**TO BE DONE**
Show all lines of the listing that hold the word "name".

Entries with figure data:
BEGIN

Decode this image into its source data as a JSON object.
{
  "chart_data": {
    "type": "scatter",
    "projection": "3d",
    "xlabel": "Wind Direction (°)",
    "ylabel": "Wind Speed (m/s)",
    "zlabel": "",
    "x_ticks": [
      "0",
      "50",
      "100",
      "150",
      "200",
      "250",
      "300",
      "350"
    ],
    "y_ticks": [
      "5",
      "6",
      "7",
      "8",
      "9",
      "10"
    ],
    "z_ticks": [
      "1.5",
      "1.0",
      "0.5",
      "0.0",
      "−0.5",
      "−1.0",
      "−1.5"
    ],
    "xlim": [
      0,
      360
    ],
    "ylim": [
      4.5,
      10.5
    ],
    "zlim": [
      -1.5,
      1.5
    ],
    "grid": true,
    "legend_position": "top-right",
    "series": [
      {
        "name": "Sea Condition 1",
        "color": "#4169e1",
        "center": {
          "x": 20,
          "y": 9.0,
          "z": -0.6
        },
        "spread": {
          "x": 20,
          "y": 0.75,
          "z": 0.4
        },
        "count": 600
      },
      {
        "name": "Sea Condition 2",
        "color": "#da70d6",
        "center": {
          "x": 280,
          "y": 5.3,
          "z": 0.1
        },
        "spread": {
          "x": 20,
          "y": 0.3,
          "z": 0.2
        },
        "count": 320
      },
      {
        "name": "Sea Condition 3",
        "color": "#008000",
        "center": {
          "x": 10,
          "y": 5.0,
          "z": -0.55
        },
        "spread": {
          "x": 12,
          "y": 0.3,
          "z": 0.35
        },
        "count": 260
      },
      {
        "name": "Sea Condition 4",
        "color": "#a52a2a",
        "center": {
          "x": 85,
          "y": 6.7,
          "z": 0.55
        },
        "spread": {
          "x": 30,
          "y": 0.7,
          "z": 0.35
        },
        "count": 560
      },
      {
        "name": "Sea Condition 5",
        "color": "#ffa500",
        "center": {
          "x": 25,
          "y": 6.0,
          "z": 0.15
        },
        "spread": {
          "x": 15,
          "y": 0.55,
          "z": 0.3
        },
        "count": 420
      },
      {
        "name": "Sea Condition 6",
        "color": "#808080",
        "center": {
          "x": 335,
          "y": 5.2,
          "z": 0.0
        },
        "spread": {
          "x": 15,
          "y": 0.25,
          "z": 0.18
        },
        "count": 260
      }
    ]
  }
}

END

**RESULT BELOW**
        "name": "Sea Condition 1",
        "name": "Sea Condition 2",
        "name": "Sea Condition 3",
        "name": "Sea Condition 4",
        "name": "Sea Condition 5",
        "name": "Sea Condition 6",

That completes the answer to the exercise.